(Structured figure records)
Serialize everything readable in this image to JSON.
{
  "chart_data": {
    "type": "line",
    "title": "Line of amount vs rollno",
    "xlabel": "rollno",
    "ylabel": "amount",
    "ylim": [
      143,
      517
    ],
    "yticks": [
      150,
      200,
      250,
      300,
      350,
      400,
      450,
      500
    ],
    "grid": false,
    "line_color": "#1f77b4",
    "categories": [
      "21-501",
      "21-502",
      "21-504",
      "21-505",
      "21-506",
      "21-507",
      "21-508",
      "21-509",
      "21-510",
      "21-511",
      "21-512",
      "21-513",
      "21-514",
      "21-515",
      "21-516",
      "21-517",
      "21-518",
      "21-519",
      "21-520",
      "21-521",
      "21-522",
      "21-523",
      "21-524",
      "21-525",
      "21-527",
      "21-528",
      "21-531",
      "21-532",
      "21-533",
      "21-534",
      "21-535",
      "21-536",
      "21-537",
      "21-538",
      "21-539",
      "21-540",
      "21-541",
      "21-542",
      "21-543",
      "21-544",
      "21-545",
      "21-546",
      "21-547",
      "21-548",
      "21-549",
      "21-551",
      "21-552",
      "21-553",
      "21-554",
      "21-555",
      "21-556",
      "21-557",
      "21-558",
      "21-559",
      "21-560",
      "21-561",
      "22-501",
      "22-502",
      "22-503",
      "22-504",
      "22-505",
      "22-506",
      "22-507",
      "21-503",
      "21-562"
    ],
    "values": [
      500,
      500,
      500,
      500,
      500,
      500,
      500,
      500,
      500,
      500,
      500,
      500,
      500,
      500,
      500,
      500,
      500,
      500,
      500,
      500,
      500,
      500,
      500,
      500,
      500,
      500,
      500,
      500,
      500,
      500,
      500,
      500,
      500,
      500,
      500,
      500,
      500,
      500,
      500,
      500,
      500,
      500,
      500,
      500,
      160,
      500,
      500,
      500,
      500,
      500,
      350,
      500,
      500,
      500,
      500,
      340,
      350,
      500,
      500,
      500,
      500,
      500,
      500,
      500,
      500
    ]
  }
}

▸ WHAT IS BEING ASKED
All lines above with "amount" in them should be returned.

▸ FULL RESPONSE
    "title": "Line of amount vs rollno",
    "ylabel": "amount",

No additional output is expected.